Job:
Restate the full set of records exactly, word for word.

***** Material *****

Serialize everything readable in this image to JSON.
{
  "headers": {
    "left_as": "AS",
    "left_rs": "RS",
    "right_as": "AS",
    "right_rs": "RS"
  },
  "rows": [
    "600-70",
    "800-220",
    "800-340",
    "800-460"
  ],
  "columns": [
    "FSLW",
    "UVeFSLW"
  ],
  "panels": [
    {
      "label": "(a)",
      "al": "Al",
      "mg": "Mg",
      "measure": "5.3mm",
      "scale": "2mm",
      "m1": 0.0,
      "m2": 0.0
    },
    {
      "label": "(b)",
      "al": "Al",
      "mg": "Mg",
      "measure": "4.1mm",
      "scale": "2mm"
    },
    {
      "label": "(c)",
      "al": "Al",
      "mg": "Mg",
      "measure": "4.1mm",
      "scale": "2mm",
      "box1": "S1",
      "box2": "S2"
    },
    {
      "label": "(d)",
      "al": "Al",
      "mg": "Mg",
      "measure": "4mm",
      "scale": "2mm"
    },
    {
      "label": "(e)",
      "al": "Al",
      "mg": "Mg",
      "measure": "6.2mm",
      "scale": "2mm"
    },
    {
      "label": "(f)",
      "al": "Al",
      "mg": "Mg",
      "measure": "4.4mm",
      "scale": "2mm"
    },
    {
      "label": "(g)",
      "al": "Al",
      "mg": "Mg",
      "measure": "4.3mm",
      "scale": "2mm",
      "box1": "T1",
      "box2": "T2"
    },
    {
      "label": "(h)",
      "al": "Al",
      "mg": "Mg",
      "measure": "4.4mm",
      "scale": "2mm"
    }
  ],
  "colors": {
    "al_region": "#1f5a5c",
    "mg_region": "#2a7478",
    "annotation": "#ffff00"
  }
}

*****

Task solution:
Serialize everything readable in this image to JSON.
{
  "headers": {
    "left_as": "AS",
    "left_rs": "RS",
    "right_as": "AS",
    "right_rs": "RS"
  },
  "rows": [
    "600-70",
    "800-220",
    "800-340",
    "800-460"
  ],
  "columns": [
    "FSLW",
    "UVeFSLW"
  ],
  "panels": [
    {
      "label": "(a)",
      "al": "Al",
      "mg": "Mg",
      "measure": "5.3mm",
      "scale": "2mm",
      "m1": 0.0,
      "m2": 0.0
    },
    {
      "label": "(b)",
      "al": "Al",
      "mg": "Mg",
      "measure": "4.1mm",
      "scale": "2mm"
    },
    {
      "label": "(c)",
      "al": "Al",
      "mg": "Mg",
      "measure": "4.1mm",
      "scale": "2mm",
      "box1": "S1",
      "box2": "S2"
    },
    {
      "label": "(d)",
      "al": "Al",
      "mg": "Mg",
      "measure": "4mm",
      "scale": "2mm"
    },
    {
      "label": "(e)",
      "al": "Al",
      "mg": "Mg",
      "measure": "6.2mm",
      "scale": "2mm"
    },
    {
      "label": "(f)",
      "al": "Al",
      "mg": "Mg",
      "measure": "4.4mm",
      "scale": "2mm"
    },
    {
      "label": "(g)",
      "al": "Al",
      "mg": "Mg",
      "measure": "4.3mm",
      "scale": "2mm",
      "box1": "T1",
      "box2": "T2"
    },
    {
      "label": "(h)",
      "al": "Al",
      "mg": "Mg",
      "measure": "4.4mm",
      "scale": "2mm"
    }
  ],
  "colors": {
    "al_region": "#1f5a5c",
    "mg_region": "#2a7478",
    "annotation": "#ffff00"
  }
}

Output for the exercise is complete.